Déjà menacé de démolition en 2016 – une étude menée par l’architecte en chef comparait les bénéfices et désavantages des démolitions du 20 et du 90 galerie de l’Arlequin, optant pour celle du 20 – le 90 sauve donc sa peau. Ou plutôt, il est sauvé par la présence du Patio, vaste bâtiment public municipal à ses pieds, dont le coût de démolition/reconstruction serait faramineux. Et impossible de démolir le 90 sans démolir le Patio. Quant au 10 galerie de l’Arlequin, vide depuis plusieurs mois, le projet vise à multiplier les types d’habitat : logement social, accession à la propriété, habitat participatif, voire résidence étudiante.
Quel avenir pour les 110 et 120 galerie de l’Arlequin ?
La réhabilitation de ces trois montées est une semi-victoire. Victoire car les deux porteurs de projet, la Ville et la Métro, avaient fait le pari de montrer à l’Anru, toujours friande de démolitions de logements sociaux, que la réhabilitation des premières montées de l’Arlequin donnait de bons résultats, selon les critères de l’agence, notamment en terme de mixité sociale. Victoire également car l’Anru ne conditionne pas le financement de la réhabilitation de ces montées à l’acceptation de la démolition d’autres montées, comme elle l’avait fait pour le 20 galerie de l’Arlequin. Semi car la Ville et la Métro avaient soumis à l’Anru la réhabilitation de toutes les montées de la crique centrale, c’est-à-dire aussi les 110 et 120 galerie de l’Arlequin, qui regroupent 180 logements du bailleur social Actis. Mais elles ont essuyé un refus de la part de l’Anru, en deux temps, sans pour autant que celle-ci ne réclame la démolition des deux montées. Alors qu’il devait faire partie de la clause de revoyure, le 120 galerie de l’Arlequin n’a même pas été intégré dans le dossier final, les premiers échanges avec l’Anru montrant que l’agence ne financerait de toute façon pas sa réhabilitation. Mais, au grand dam des deux porteurs de projet et malheureusement pour les locataires, l’Anru a finalement aussi refusé de financer la rénovation du 110.

■ Consigne 1:
D'après le passage sur la galerie de l'Arlequin, combien de logements du bailleur social Actis les 110 et 120 regroupent-ils ?
■ Consigne 2:
Résumez plus brièvement le paragraphe du passage fourni qui commence par « Déjà menacé de démolition », en gardant ses faits principaux.
■ Consigne 3:
Reproduisez à l'identique, dans le passage sur la galerie de l'Arlequin, l'extrait allant de « Déjà menacé de » jusqu'à « de l’Arlequin ? ».
Les lignes placées après ce passage ne sont pas nécessaires.

■ Segment de données:
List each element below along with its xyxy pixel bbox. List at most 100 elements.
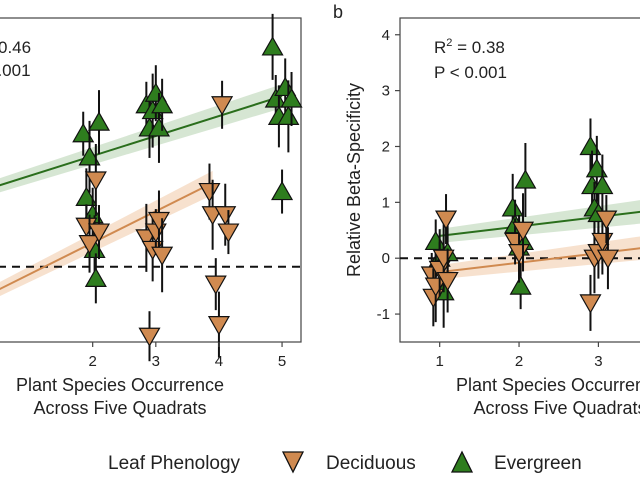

■ Résultat 1:
Ils regroupent 180 logements.

■ Résultat 2:
Menacé de démolition dès 2016, le 90 galerie de l'Arlequin est finalement épargné. L'étude de l'architecte en chef avait retenu la démolition du 20. Surtout, le 90 ne peut pas être démoli sans le Patio, vaste bâtiment public municipal dont la démolition et la reconstruction coûteraient des sommes faramineuses. Pour le 10, vide depuis plusieurs mois, le projet veut diversifier l'habitat : logement social, accession à la propriété, habitat participatif, voire résidence étudiante.

■ Résultat 3:
Déjà menacé de démolition en 2016 – une étude menée par l’architecte en chef comparait les bénéfices et désavantages des démolitions du 20 et du 90 galerie de l’Arlequin, optant pour celle du 20 – le 90 sauve donc sa peau. Ou plutôt, il est sauvé par la présence du Patio, vaste bâtiment public municipal à ses pieds, dont le coût de démolition/reconstruction serait faramineux. Et impossible de démolir le 90 sans démolir le Patio. Quant au 10 galerie de l’Arlequin, vide depuis plusieurs mois, le projet vise à multiplier les types d’habitat : logement social, accession à la propriété, habitat participatif, voire résidence étudiante.
Quel avenir pour les 110 et 120 galerie de l’Arlequin ?